The task:
Where a line contains the word "Strip", copy that line in full.

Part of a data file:
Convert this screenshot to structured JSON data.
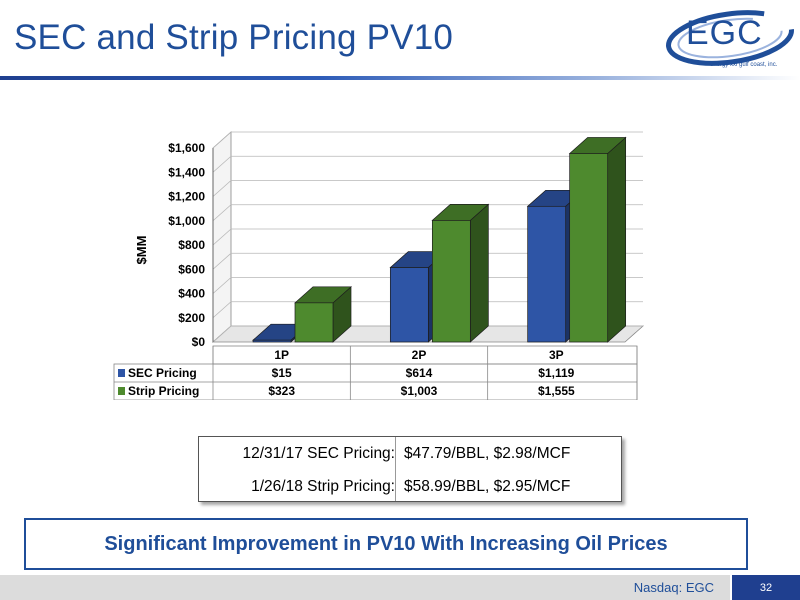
{
  "slide": {
    "title": "SEC and Strip Pricing PV10",
    "page_number": "32",
    "footer_text": "Nasdaq: EGC"
  },
  "logo": {
    "text": "EGC",
    "tagline": "energy xxi gulf coast, inc."
  },
  "chart_data": {
    "type": "bar",
    "categories": [
      "1P",
      "2P",
      "3P"
    ],
    "series": [
      {
        "name": "SEC Pricing",
        "values": [
          15,
          614,
          1119
        ],
        "labels": [
          "$15",
          "$614",
          "$1,119"
        ],
        "color": "#2e55a6"
      },
      {
        "name": "Strip Pricing",
        "values": [
          323,
          1003,
          1555
        ],
        "labels": [
          "$323",
          "$1,003",
          "$1,555"
        ],
        "color": "#4e8a2e"
      }
    ],
    "ylabel": "$MM",
    "ylim": [
      0,
      1600
    ],
    "yticks": [
      0,
      200,
      400,
      600,
      800,
      1000,
      1200,
      1400,
      1600
    ],
    "ytick_labels": [
      "$0",
      "$200",
      "$400",
      "$600",
      "$800",
      "$1,000",
      "$1,200",
      "$1,400",
      "$1,600"
    ],
    "grid": true,
    "legend": "data-table"
  },
  "pricing_table": {
    "rows": [
      {
        "label": "12/31/17 SEC Pricing:",
        "value": "$47.79/BBL, $2.98/MCF"
      },
      {
        "label": "1/26/18 Strip Pricing:",
        "value": "$58.99/BBL, $2.95/MCF"
      }
    ]
  },
  "banner": {
    "text": "Significant Improvement in PV10 With Increasing Oil Prices"
  }
}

Solution to this exercise:
    "title": "SEC and Strip Pricing PV10",
        "name": "Strip Pricing",
        "label": "1/26/18 Strip Pricing:",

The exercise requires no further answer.